▸ Task details: Filter the entries below, keeping every line that has the word "Charlottetown".

+ + + + + + +

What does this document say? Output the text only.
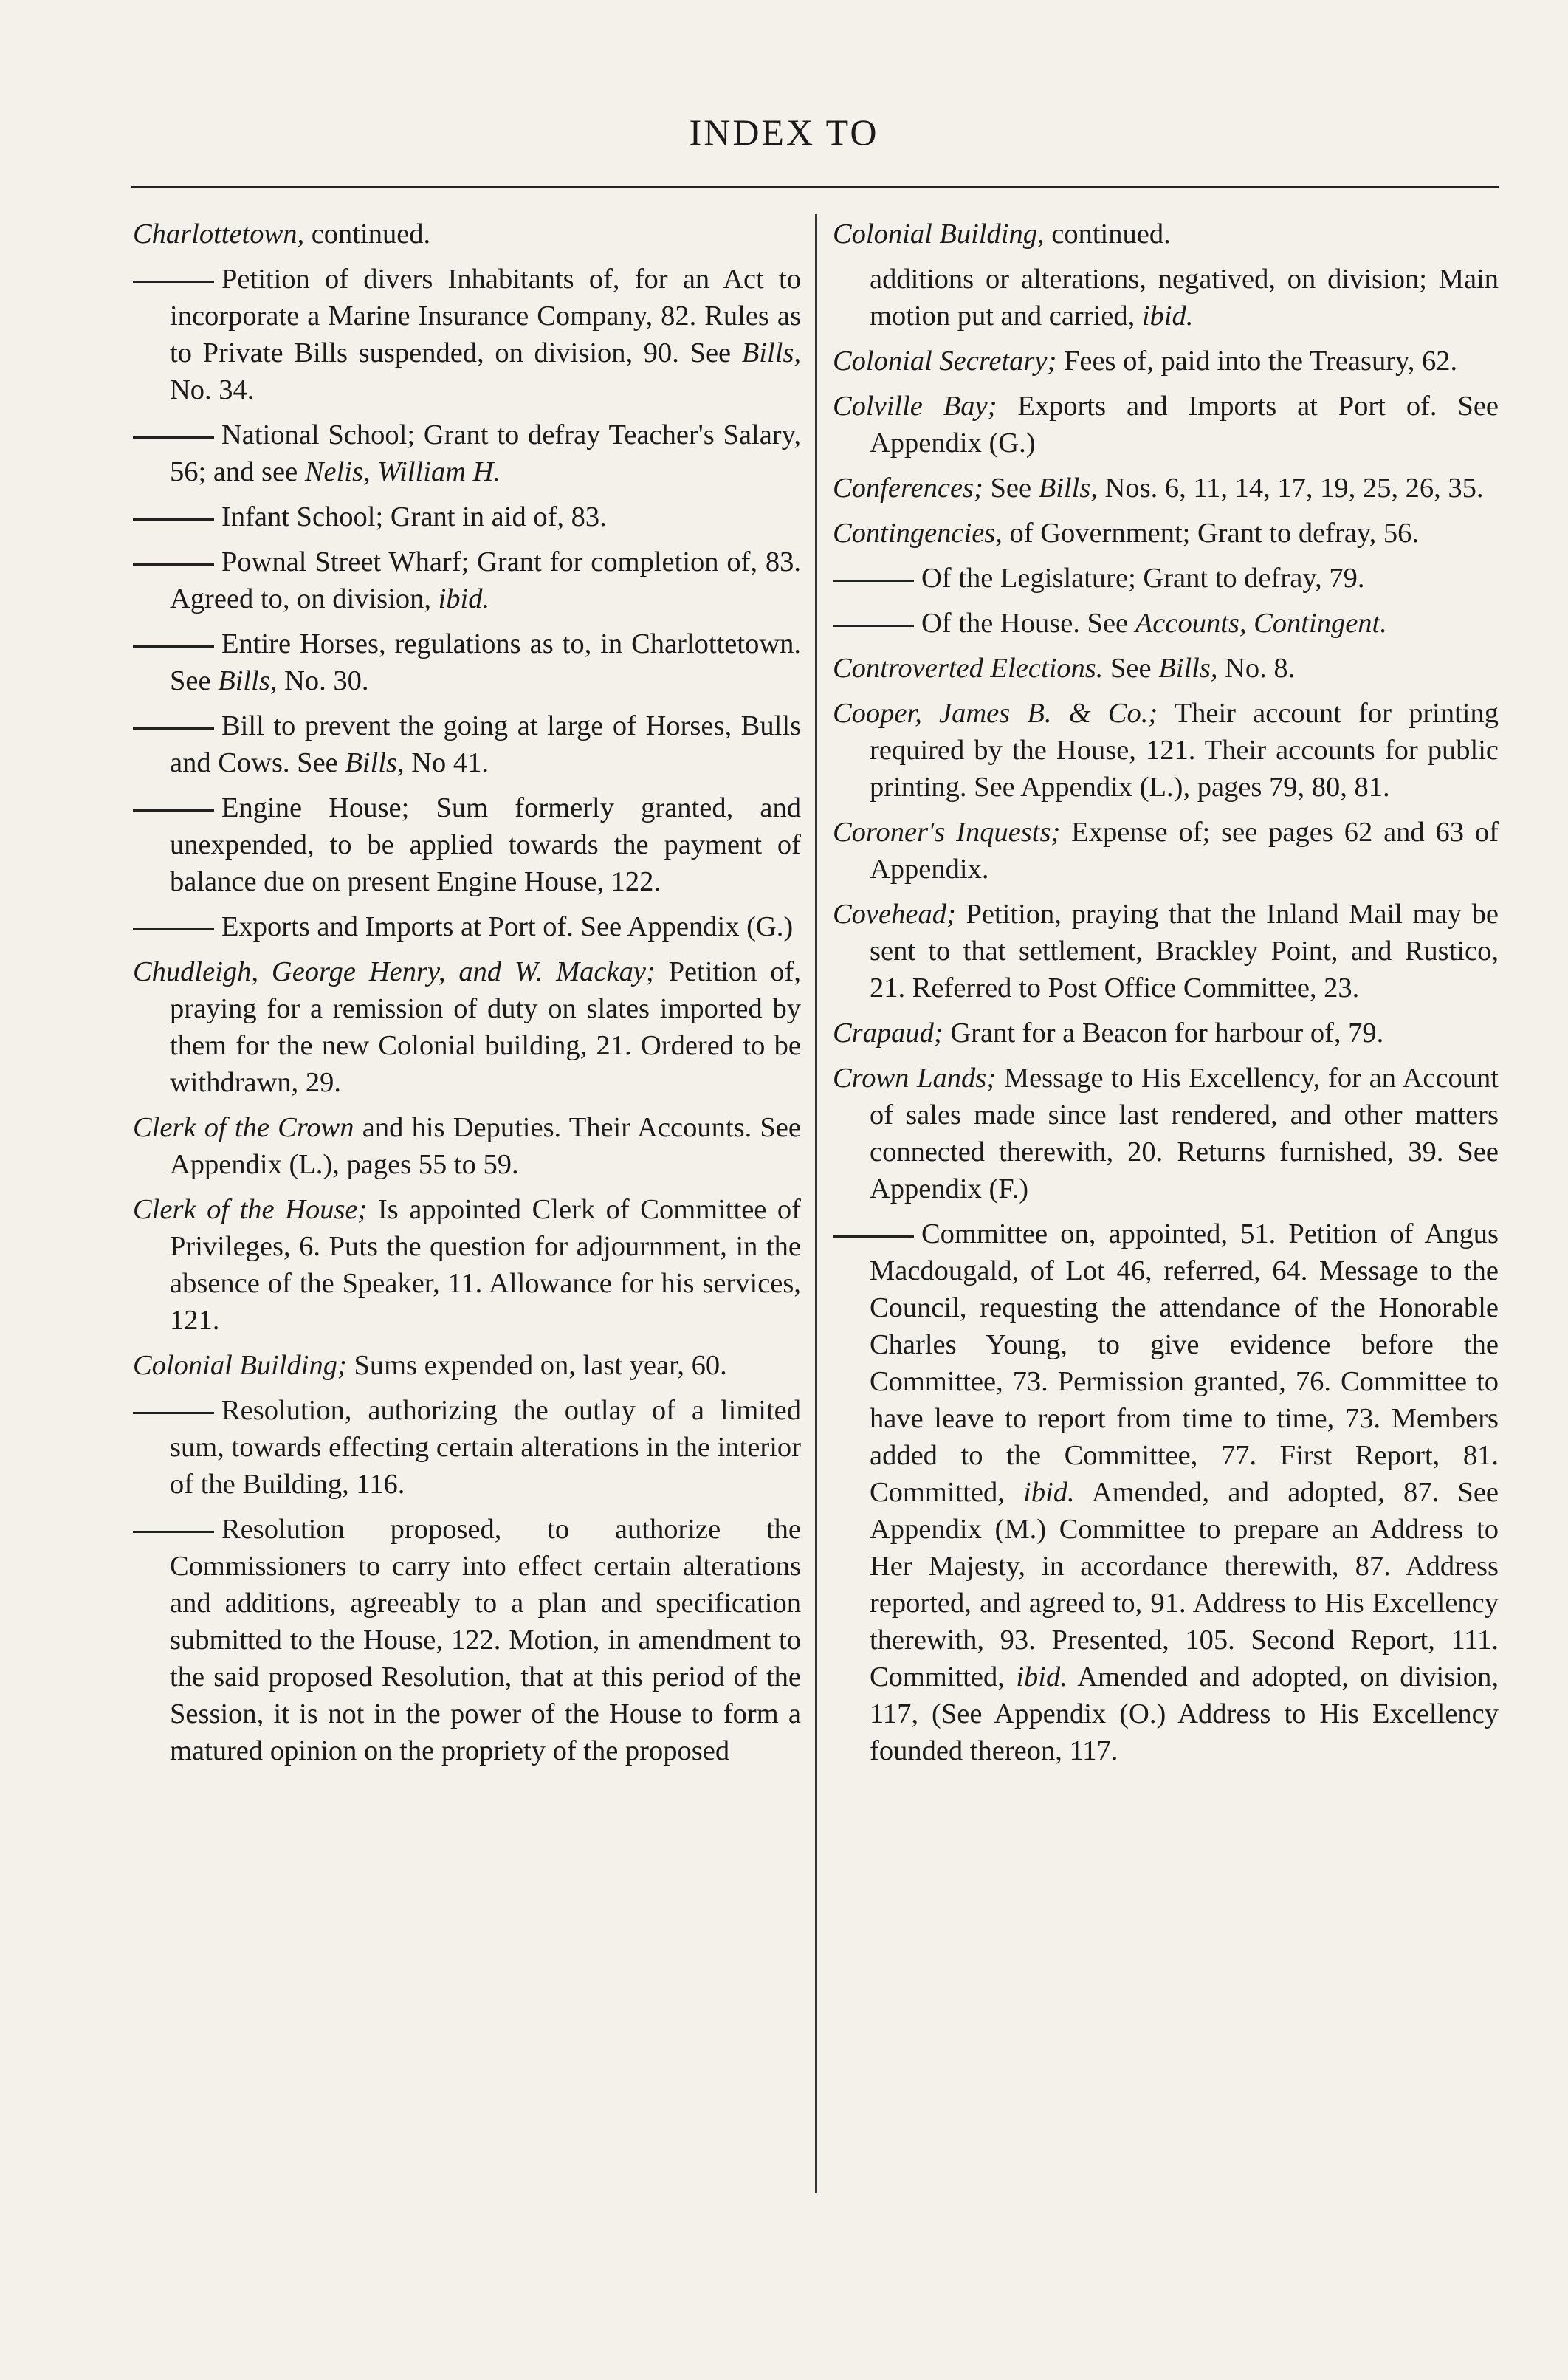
INDEX TO
Charlottetown, continued.
Petition of divers Inhabitants of, for an Act to incorporate a Marine Insurance Company, 82. Rules as to Private Bills suspended, on division, 90. See Bills, No. 34.
National School; Grant to defray Teacher's Salary, 56; and see Nelis, William H.
Infant School; Grant in aid of, 83.
Pownal Street Wharf; Grant for completion of, 83. Agreed to, on division, ibid.
Entire Horses, regulations as to, in Charlottetown. See Bills, No. 30.
Bill to prevent the going at large of Horses, Bulls and Cows. See Bills, No 41.
Engine House; Sum formerly granted, and unexpended, to be applied towards the payment of balance due on present Engine House, 122.
Exports and Imports at Port of. See Appendix (G.)
Chudleigh, George Henry, and W. Mackay; Petition of, praying for a remission of duty on slates imported by them for the new Colonial building, 21. Ordered to be withdrawn, 29.
Clerk of the Crown and his Deputies. Their Accounts. See Appendix (L.), pages 55 to 59.
Clerk of the House; Is appointed Clerk of Committee of Privileges, 6. Puts the question for adjournment, in the absence of the Speaker, 11. Allowance for his services, 121.
Colonial Building; Sums expended on, last year, 60.
Resolution, authorizing the outlay of a limited sum, towards effecting certain alterations in the interior of the Building, 116.
Resolution proposed, to authorize the Commissioners to carry into effect certain alterations and additions, agreeably to a plan and specification submitted to the House, 122. Motion, in amendment to the said proposed Resolution, that at this period of the Session, it is not in the power of the House to form a matured opinion on the propriety of the proposed
Colonial Building, continued.
additions or alterations, negatived, on division; Main motion put and carried, ibid.
Colonial Secretary; Fees of, paid into the Treasury, 62.
Colville Bay; Exports and Imports at Port of. See Appendix (G.)
Conferences; See Bills, Nos. 6, 11, 14, 17, 19, 25, 26, 35.
Contingencies, of Government; Grant to defray, 56.
Of the Legislature; Grant to defray, 79.
Of the House. See Accounts, Contingent.
Controverted Elections. See Bills, No. 8.
Cooper, James B. & Co.; Their account for printing required by the House, 121. Their accounts for public printing. See Appendix (L.), pages 79, 80, 81.
Coroner's Inquests; Expense of; see pages 62 and 63 of Appendix.
Covehead; Petition, praying that the Inland Mail may be sent to that settlement, Brackley Point, and Rustico, 21. Referred to Post Office Committee, 23.
Crapaud; Grant for a Beacon for harbour of, 79.
Crown Lands; Message to His Excellency, for an Account of sales made since last rendered, and other matters connected therewith, 20. Returns furnished, 39. See Appendix (F.)
Committee on, appointed, 51. Petition of Angus Macdougald, of Lot 46, referred, 64. Message to the Council, requesting the attendance of the Honorable Charles Young, to give evidence before the Committee, 73. Permission granted, 76. Committee to have leave to report from time to time, 73. Members added to the Committee, 77. First Report, 81. Committed, ibid. Amended, and adopted, 87. See Appendix (M.) Committee to prepare an Address to Her Majesty, in accordance therewith, 87. Address reported, and agreed to, 91. Address to His Excellency therewith, 93. Presented, 105. Second Report, 111. Committed, ibid. Amended and adopted, on division, 117, (See Appendix (O.) Address to His Excellency founded thereon, 117.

+ + + + + + +

▸ Result for this task:
Charlottetown, continued.
Entire Horses, regulations as to, in Charlottetown. See Bills, No. 30.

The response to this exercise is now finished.